**GIVEN REQUEST:** Go through the listing and pick out each line with the word "JSON" in it.

**DATA LINES:**
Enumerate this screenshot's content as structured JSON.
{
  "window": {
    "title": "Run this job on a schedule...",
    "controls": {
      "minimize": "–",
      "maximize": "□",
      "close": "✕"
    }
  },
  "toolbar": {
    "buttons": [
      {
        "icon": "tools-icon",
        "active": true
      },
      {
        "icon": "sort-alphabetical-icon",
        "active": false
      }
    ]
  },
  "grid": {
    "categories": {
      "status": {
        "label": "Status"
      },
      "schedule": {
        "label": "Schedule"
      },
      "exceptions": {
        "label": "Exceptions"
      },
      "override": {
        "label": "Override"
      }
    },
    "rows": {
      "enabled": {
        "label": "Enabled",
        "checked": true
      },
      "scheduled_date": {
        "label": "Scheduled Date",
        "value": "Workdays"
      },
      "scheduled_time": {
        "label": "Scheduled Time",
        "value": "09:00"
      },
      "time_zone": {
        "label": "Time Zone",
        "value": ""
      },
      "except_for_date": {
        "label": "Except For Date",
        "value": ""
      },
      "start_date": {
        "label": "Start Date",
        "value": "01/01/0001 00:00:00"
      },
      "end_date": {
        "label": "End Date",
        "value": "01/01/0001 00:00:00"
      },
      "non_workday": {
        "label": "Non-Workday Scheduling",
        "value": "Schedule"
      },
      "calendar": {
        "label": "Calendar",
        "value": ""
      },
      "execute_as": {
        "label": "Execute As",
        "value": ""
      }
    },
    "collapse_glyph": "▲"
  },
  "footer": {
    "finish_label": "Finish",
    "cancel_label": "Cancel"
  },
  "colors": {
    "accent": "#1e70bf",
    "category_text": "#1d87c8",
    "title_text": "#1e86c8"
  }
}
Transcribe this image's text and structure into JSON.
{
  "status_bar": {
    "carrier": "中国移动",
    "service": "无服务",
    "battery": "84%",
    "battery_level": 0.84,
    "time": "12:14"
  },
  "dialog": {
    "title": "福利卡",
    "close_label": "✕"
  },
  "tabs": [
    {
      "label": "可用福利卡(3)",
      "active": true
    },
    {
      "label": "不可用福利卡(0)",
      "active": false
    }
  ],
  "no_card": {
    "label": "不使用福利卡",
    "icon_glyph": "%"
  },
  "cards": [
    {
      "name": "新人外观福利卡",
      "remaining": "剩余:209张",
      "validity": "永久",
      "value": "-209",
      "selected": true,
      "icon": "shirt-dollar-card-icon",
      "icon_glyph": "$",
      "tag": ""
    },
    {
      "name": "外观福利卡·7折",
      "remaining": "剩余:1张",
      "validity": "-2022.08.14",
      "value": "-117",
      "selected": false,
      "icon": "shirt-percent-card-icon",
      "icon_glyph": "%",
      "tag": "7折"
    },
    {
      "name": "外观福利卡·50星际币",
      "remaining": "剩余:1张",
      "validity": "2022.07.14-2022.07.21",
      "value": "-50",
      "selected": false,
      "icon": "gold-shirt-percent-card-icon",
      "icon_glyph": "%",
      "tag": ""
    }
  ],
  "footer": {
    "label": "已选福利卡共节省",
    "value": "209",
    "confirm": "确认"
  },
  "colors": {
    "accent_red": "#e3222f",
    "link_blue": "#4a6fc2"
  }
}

**EXERCISE RESULT:**
Enumerate this screenshot's content as structured JSON.
Transcribe this image's text and structure into JSON.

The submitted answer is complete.